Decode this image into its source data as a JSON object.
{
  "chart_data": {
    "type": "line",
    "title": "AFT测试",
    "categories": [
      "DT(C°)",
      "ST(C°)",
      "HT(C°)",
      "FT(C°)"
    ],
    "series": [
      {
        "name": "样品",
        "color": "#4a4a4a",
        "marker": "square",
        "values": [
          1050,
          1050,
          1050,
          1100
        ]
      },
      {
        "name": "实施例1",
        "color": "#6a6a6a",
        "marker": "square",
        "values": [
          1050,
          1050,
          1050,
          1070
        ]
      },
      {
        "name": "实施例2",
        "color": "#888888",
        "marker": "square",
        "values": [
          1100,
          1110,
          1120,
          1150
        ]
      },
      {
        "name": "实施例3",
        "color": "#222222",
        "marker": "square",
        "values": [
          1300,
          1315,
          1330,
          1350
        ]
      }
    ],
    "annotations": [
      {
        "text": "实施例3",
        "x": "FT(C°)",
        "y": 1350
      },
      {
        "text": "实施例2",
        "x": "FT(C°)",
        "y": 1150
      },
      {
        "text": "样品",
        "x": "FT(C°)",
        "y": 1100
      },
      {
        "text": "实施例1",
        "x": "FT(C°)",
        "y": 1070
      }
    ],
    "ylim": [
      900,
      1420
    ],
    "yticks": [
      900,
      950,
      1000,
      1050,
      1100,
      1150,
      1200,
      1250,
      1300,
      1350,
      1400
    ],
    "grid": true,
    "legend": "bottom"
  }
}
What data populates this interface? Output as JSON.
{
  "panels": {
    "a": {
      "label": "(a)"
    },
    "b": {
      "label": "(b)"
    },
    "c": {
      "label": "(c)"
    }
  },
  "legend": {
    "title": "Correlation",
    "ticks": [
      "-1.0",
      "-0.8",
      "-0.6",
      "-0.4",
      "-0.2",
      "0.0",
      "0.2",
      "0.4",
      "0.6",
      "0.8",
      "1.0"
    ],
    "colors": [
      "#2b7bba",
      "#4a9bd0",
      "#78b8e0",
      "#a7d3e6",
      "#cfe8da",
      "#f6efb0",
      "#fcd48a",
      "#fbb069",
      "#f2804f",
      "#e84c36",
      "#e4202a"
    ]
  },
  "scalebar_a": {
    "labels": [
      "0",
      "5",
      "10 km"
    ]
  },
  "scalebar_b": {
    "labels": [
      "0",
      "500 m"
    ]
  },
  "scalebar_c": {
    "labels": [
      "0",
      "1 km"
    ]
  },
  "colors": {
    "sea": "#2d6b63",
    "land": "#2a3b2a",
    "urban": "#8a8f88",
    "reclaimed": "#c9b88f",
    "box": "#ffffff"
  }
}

+++

Task description - Filter the records for lines holding the string "JSON". Copy each one.

Written response -
Decode this image into its source data as a JSON object.
What data populates this interface? Output as JSON.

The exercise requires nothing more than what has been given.